Records excerpted from a collection
* * *

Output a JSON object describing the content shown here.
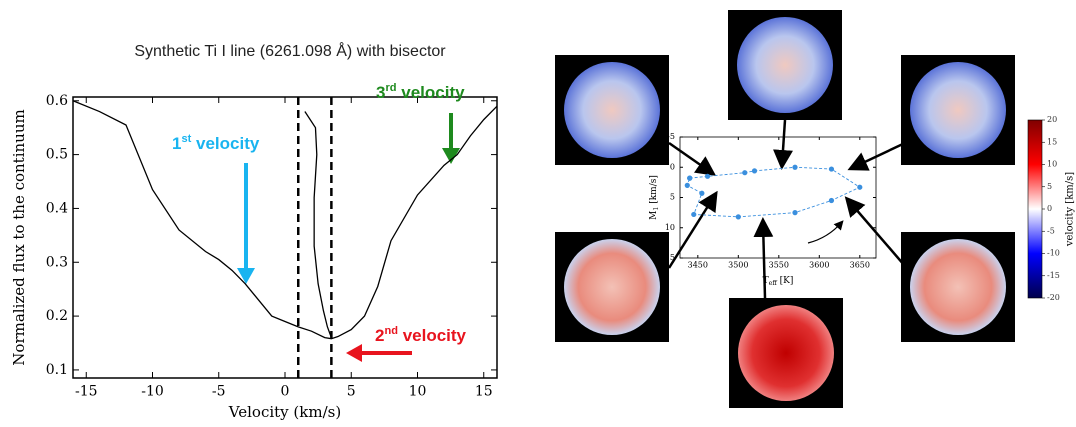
{
  "chart_data": [
    {
      "type": "line",
      "title": "Synthetic Ti I line (6261.098 Å) with bisector",
      "xlabel": "Velocity (km/s)",
      "ylabel": "Normalized flux to the continuum",
      "xlim": [
        -16,
        16
      ],
      "xticks": [
        -15,
        -10,
        -5,
        0,
        5,
        10,
        15
      ],
      "ylim": [
        0.085,
        0.607
      ],
      "yticks": [
        0.1,
        0.2,
        0.3,
        0.4,
        0.5,
        0.6
      ],
      "vlines": [
        1,
        3.5
      ],
      "series": [
        {
          "color": "#000000",
          "x": [
            -16,
            -14,
            -12,
            -10,
            -8,
            -6,
            -5,
            -4,
            -3,
            -2,
            -1,
            0,
            1,
            2,
            3,
            3.5,
            4,
            5,
            6,
            7,
            8,
            10,
            12,
            13,
            14,
            15,
            16
          ],
          "values": [
            0.6,
            0.58,
            0.555,
            0.435,
            0.36,
            0.32,
            0.305,
            0.285,
            0.26,
            0.23,
            0.2,
            0.19,
            0.18,
            0.172,
            0.16,
            0.158,
            0.162,
            0.175,
            0.2,
            0.255,
            0.34,
            0.425,
            0.48,
            0.5,
            0.535,
            0.565,
            0.59
          ]
        },
        {
          "color": "#000000",
          "x": [
            1.5,
            2.3,
            2.4,
            2.2,
            2.2,
            2.5,
            2.9,
            3.2,
            3.5
          ],
          "values": [
            0.58,
            0.55,
            0.5,
            0.42,
            0.33,
            0.26,
            0.21,
            0.18,
            0.16
          ]
        }
      ],
      "annotations": [
        {
          "num": "1",
          "sup": "st",
          "text": " velocity",
          "color": "#19b4f0"
        },
        {
          "num": "3",
          "sup": "rd",
          "text": " velocity",
          "color": "#1e8a1e"
        },
        {
          "num": "2",
          "sup": "nd",
          "text": " velocity",
          "color": "#e8141e"
        }
      ]
    },
    {
      "type": "line",
      "xlabel": {
        "main": "T",
        "sub": "eff",
        "rest": " [K]"
      },
      "ylabel": {
        "main": "M",
        "sub": "1",
        "rest": " [km/s]"
      },
      "xlim": [
        3428,
        3670
      ],
      "xticks": [
        3450,
        3500,
        3550,
        3600,
        3650
      ],
      "ylim": [
        -5,
        15
      ],
      "yticks": [
        -5,
        0,
        5,
        10,
        15
      ],
      "y_inverted": true,
      "series": [
        {
          "color": "#3a8fde",
          "x": [
            3440,
            3462,
            3508,
            3520,
            3570,
            3615,
            3650,
            3615,
            3570,
            3500,
            3445,
            3455,
            3437,
            3440
          ],
          "values": [
            1.8,
            1.5,
            0.9,
            0.6,
            0.0,
            0.3,
            3.3,
            5.5,
            7.5,
            8.2,
            7.8,
            4.3,
            3.0,
            1.8
          ]
        }
      ]
    },
    {
      "type": "colorbar",
      "label": "velocity [km/s]",
      "ylim": [
        -20,
        20
      ],
      "yticks": [
        -20,
        -15,
        -10,
        -5,
        0,
        5,
        10,
        15,
        20
      ],
      "colors": [
        "#00004c",
        "#0000ff",
        "#ffffff",
        "#ff0000",
        "#800000"
      ]
    }
  ]
}
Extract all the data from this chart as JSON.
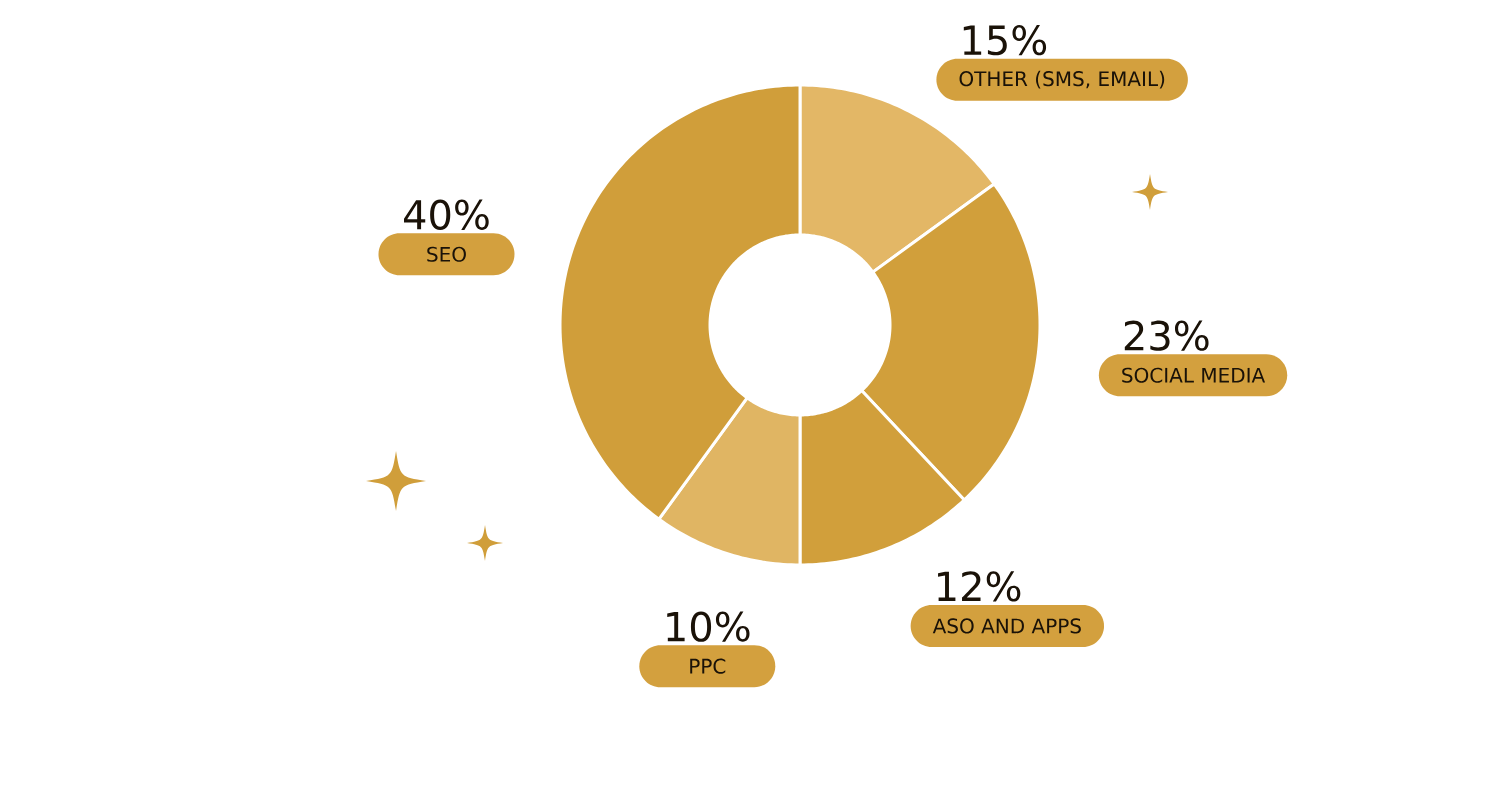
{
  "chart_data": {
    "type": "donut",
    "categories": [
      "OTHER (SMS, EMAIL)",
      "SOCIAL MEDIA",
      "ASO AND APPS",
      "PPC",
      "SEO"
    ],
    "values": [
      15,
      23,
      12,
      10,
      40
    ],
    "colors": [
      "#e3b766",
      "#d19f3b",
      "#d19f3b",
      "#e0b563",
      "#d09e3a"
    ],
    "value_labels": [
      "15%",
      "23%",
      "12%",
      "10%",
      "40%"
    ]
  }
}
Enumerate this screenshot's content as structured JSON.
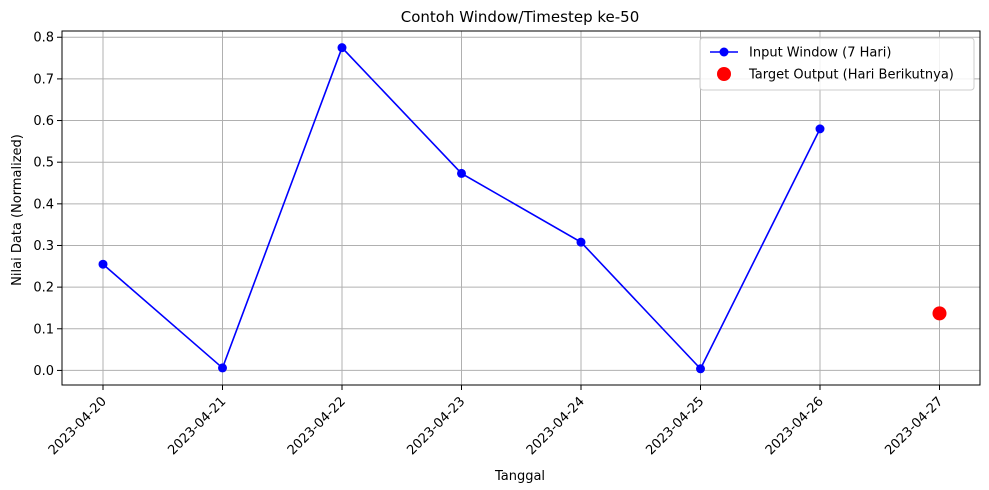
{
  "chart_data": {
    "type": "line",
    "title": "Contoh Window/Timestep ke-50",
    "xlabel": "Tanggal",
    "ylabel": "Nilai Data (Normalized)",
    "x_ticks": [
      "2023-04-20",
      "2023-04-21",
      "2023-04-22",
      "2023-04-23",
      "2023-04-24",
      "2023-04-25",
      "2023-04-26",
      "2023-04-27"
    ],
    "ylim": [
      -0.035,
      0.815
    ],
    "y_ticks": [
      "0.0",
      "0.1",
      "0.2",
      "0.3",
      "0.4",
      "0.5",
      "0.6",
      "0.7",
      "0.8"
    ],
    "grid": true,
    "legend_position": "top-right",
    "series": [
      {
        "name": "Input Window (7 Hari)",
        "kind": "line-marker",
        "color": "#0000ff",
        "x": [
          "2023-04-20",
          "2023-04-21",
          "2023-04-22",
          "2023-04-23",
          "2023-04-24",
          "2023-04-25",
          "2023-04-26"
        ],
        "values": [
          0.255,
          0.006,
          0.775,
          0.473,
          0.308,
          0.004,
          0.58
        ]
      },
      {
        "name": "Target Output (Hari Berikutnya)",
        "kind": "scatter",
        "color": "#ff0000",
        "x": [
          "2023-04-27"
        ],
        "values": [
          0.137
        ]
      }
    ]
  }
}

* * *

**Directive**: Reply with one number only, the count of lines above that hold the string "type".

**Output**: 5